> _TO DO_
Find the lines with the string "телефон" and return them.

Data items
________________________________________

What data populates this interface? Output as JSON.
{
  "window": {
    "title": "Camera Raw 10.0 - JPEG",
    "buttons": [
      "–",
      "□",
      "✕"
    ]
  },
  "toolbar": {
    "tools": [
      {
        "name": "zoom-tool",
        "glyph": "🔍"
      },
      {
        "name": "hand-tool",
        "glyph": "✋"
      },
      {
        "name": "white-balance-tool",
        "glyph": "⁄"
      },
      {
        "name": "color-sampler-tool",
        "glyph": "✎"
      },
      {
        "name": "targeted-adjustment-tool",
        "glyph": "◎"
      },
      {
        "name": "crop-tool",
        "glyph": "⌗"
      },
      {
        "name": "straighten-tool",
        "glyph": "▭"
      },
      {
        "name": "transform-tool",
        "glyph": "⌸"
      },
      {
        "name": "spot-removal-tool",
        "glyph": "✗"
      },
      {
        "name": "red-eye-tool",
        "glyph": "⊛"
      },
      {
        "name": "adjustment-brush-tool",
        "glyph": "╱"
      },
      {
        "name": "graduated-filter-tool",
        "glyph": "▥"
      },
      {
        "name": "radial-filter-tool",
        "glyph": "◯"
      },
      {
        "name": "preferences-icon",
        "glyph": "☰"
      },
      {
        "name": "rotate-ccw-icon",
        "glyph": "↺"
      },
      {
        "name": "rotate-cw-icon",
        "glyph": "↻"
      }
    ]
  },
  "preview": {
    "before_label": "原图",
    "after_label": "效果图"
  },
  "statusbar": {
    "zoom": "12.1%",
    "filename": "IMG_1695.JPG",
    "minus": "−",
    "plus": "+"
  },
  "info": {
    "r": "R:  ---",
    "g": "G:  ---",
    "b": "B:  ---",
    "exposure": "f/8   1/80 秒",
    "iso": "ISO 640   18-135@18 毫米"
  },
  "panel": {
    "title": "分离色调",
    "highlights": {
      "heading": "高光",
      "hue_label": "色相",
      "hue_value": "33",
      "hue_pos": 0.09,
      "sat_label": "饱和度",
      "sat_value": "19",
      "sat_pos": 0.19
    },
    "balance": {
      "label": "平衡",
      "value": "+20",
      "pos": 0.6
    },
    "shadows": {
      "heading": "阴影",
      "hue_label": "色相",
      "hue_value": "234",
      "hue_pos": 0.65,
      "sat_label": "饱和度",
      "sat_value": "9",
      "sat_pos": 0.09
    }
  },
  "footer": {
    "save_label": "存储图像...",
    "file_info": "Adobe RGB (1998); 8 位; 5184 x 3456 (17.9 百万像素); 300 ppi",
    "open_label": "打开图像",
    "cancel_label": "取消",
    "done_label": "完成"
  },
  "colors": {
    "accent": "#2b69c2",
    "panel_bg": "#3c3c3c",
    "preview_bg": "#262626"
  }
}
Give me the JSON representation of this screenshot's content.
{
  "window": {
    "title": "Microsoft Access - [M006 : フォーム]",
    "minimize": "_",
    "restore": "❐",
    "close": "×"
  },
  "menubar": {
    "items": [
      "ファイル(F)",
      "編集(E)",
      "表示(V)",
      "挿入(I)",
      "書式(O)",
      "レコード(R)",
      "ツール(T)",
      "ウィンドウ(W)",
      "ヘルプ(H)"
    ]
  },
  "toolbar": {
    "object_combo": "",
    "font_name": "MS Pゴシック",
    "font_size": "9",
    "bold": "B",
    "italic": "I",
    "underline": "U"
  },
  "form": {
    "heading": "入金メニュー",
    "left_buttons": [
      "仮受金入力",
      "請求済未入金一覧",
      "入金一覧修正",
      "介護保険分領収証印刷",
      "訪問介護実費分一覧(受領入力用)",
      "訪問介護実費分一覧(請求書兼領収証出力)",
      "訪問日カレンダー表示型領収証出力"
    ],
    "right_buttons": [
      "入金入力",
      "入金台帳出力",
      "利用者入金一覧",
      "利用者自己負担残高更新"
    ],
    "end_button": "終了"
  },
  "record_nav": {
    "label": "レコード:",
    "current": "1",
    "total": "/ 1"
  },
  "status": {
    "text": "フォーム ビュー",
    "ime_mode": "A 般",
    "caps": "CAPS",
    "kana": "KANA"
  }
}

________________________________________

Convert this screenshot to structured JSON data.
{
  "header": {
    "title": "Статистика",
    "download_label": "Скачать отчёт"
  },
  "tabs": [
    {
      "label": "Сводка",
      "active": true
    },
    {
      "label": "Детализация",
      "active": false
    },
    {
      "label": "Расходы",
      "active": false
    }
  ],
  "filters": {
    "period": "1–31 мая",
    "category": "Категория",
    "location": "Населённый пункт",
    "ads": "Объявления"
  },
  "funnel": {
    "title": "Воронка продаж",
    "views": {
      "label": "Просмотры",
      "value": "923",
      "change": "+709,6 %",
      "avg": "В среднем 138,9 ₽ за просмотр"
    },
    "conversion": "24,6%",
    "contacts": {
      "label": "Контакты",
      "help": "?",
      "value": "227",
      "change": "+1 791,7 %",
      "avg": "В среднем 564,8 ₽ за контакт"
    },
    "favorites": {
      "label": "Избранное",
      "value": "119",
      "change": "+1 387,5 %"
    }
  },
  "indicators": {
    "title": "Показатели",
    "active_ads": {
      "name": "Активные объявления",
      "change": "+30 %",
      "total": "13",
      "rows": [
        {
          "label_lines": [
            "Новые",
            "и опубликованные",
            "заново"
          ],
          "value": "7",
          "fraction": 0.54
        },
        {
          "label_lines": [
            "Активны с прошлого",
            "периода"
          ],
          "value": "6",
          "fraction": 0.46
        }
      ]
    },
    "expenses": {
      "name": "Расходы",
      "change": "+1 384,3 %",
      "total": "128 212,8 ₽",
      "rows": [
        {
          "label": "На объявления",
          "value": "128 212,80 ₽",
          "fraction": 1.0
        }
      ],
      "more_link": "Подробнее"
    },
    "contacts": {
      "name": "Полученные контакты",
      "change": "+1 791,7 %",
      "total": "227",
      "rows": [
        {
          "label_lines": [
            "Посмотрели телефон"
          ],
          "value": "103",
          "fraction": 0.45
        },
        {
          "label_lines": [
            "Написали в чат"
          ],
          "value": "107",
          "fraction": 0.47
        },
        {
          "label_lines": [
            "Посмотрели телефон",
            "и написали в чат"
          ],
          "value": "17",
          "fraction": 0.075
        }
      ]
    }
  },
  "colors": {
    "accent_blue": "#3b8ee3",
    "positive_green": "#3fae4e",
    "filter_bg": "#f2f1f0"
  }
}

________________________________________

> _SOLUTION TO THE EXERCISE_
            "Посмотрели телефон"
            "Посмотрели телефон",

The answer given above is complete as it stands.